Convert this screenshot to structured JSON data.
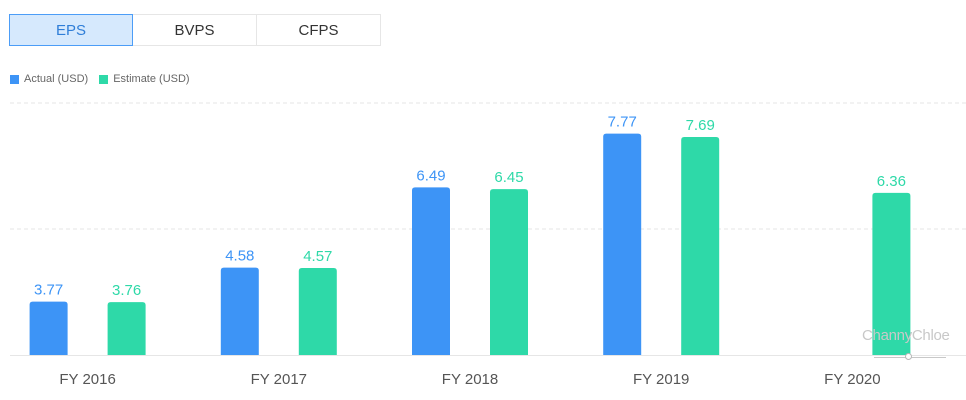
{
  "tabs": [
    {
      "label": "EPS",
      "active": true
    },
    {
      "label": "BVPS",
      "active": false
    },
    {
      "label": "CFPS",
      "active": false
    }
  ],
  "legend": [
    {
      "label": "Actual (USD)",
      "color": "#3d94f6"
    },
    {
      "label": "Estimate (USD)",
      "color": "#2ed9a8"
    }
  ],
  "watermark": "ChannyChloe",
  "chart_data": {
    "type": "bar",
    "categories": [
      "FY 2016",
      "FY 2017",
      "FY 2018",
      "FY 2019",
      "FY 2020"
    ],
    "series": [
      {
        "name": "Actual (USD)",
        "color": "#3d94f6",
        "label_color": "#3d94f6",
        "values": [
          3.77,
          4.58,
          6.49,
          7.77,
          null
        ]
      },
      {
        "name": "Estimate (USD)",
        "color": "#2ed9a8",
        "label_color": "#2ed9a8",
        "values": [
          3.76,
          4.57,
          6.45,
          7.69,
          6.36
        ]
      }
    ],
    "title": "",
    "xlabel": "",
    "ylabel": "",
    "ylim": [
      2.5,
      8.5
    ],
    "grid": true,
    "legend_position": "top-left"
  }
}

--------------------------------

= Exercise prompt =
Images in the data above are to be skipped. Retype all other material exactly.

= Completed task =
Convert this screenshot to structured JSON data.
{
  "tabs": [
    {
      "label": "EPS",
      "active": true
    },
    {
      "label": "BVPS",
      "active": false
    },
    {
      "label": "CFPS",
      "active": false
    }
  ],
  "legend": [
    {
      "label": "Actual (USD)",
      "color": "#3d94f6"
    },
    {
      "label": "Estimate (USD)",
      "color": "#2ed9a8"
    }
  ],
  "watermark": "ChannyChloe",
  "chart_data": {
    "type": "bar",
    "categories": [
      "FY 2016",
      "FY 2017",
      "FY 2018",
      "FY 2019",
      "FY 2020"
    ],
    "series": [
      {
        "name": "Actual (USD)",
        "color": "#3d94f6",
        "label_color": "#3d94f6",
        "values": [
          3.77,
          4.58,
          6.49,
          7.77,
          null
        ]
      },
      {
        "name": "Estimate (USD)",
        "color": "#2ed9a8",
        "label_color": "#2ed9a8",
        "values": [
          3.76,
          4.57,
          6.45,
          7.69,
          6.36
        ]
      }
    ],
    "title": "",
    "xlabel": "",
    "ylabel": "",
    "ylim": [
      2.5,
      8.5
    ],
    "grid": true,
    "legend_position": "top-left"
  }
}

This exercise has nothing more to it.